**TASK REQUIREMENTS:** Return the listing below verbatim. Pictures do not belong in the copy.
##### MATERIAL TO PROCESS #####
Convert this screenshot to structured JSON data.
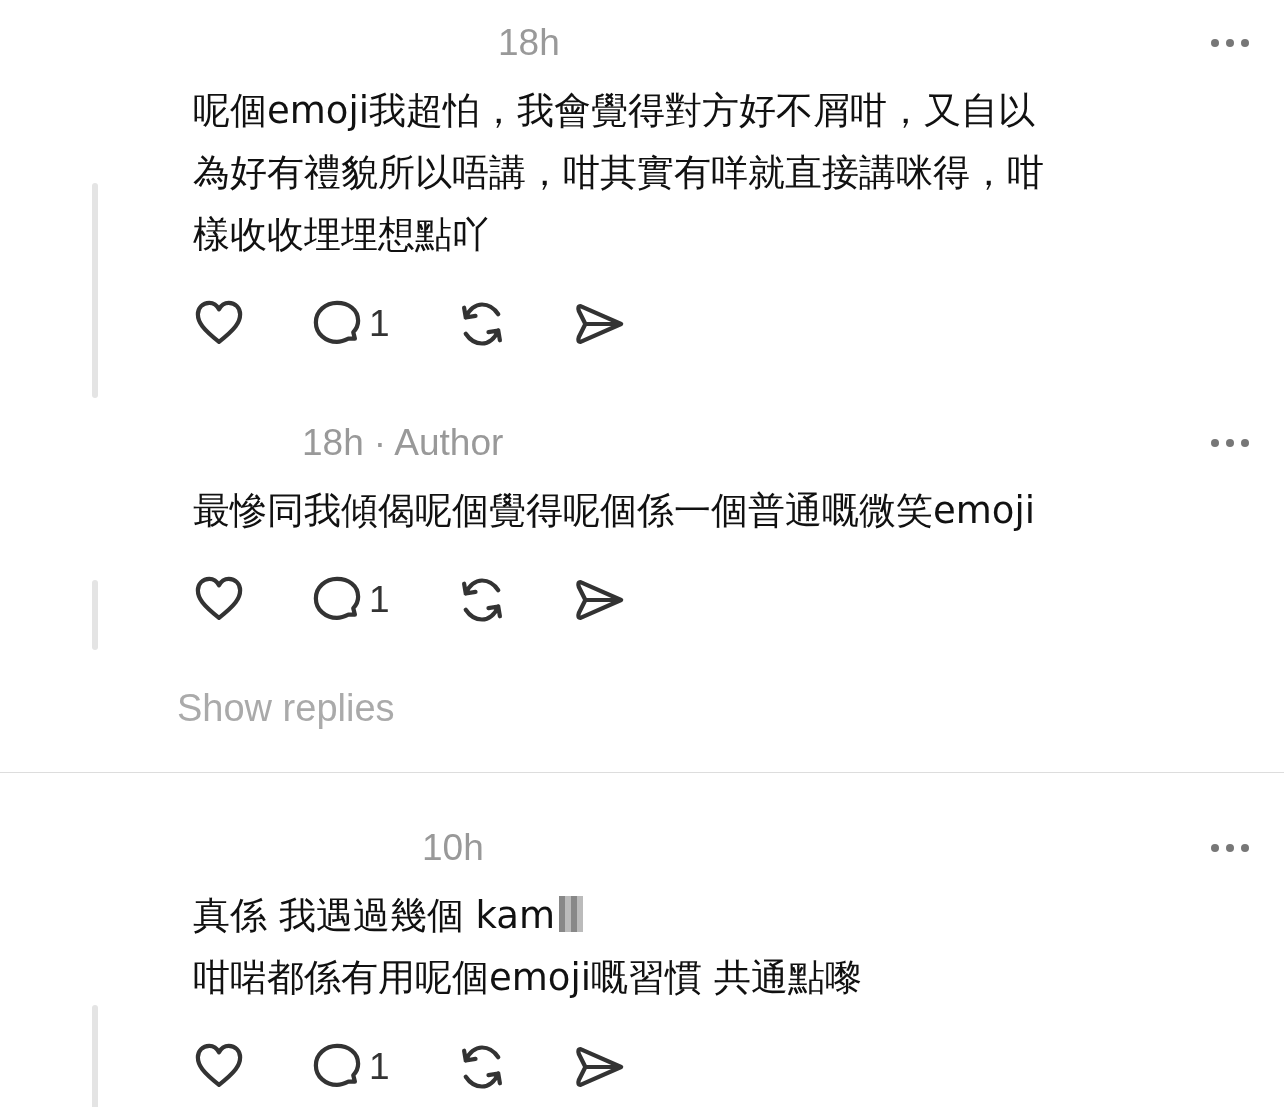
{
  "comments": [
    {
      "time": "18h",
      "lines": [
        "呢個emoji我超怕，我會覺得對方好不屑咁，又自以",
        "為好有禮貌所以唔講，咁其實有咩就直接講咪得，咁",
        "樣收收埋埋想點吖"
      ],
      "liked": false,
      "reply_count": "1"
    },
    {
      "time": "18h",
      "author_badge": "· Author",
      "lines": [
        "最慘同我傾偈呢個覺得呢個係一個普通嘅微笑emoji"
      ],
      "liked": false,
      "reply_count": "1",
      "show_replies": "Show replies"
    },
    {
      "time": "10h",
      "lines": [
        "真係 我遇過幾個 kam",
        "咁啱都係有用呢個emoji嘅習慣 共通點嚟"
      ],
      "redacted": true,
      "liked": false,
      "reply_count": "1"
    }
  ]
}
#####
**EXERCISE ANSWER:**
Convert this screenshot to structured JSON data.
{
  "comments": [
    {
      "time": "18h",
      "lines": [
        "呢個emoji我超怕，我會覺得對方好不屑咁，又自以",
        "為好有禮貌所以唔講，咁其實有咩就直接講咪得，咁",
        "樣收收埋埋想點吖"
      ],
      "liked": false,
      "reply_count": "1"
    },
    {
      "time": "18h",
      "author_badge": "· Author",
      "lines": [
        "最慘同我傾偈呢個覺得呢個係一個普通嘅微笑emoji"
      ],
      "liked": false,
      "reply_count": "1",
      "show_replies": "Show replies"
    },
    {
      "time": "10h",
      "lines": [
        "真係 我遇過幾個 kam",
        "咁啱都係有用呢個emoji嘅習慣 共通點嚟"
      ],
      "redacted": true,
      "liked": false,
      "reply_count": "1"
    }
  ]
}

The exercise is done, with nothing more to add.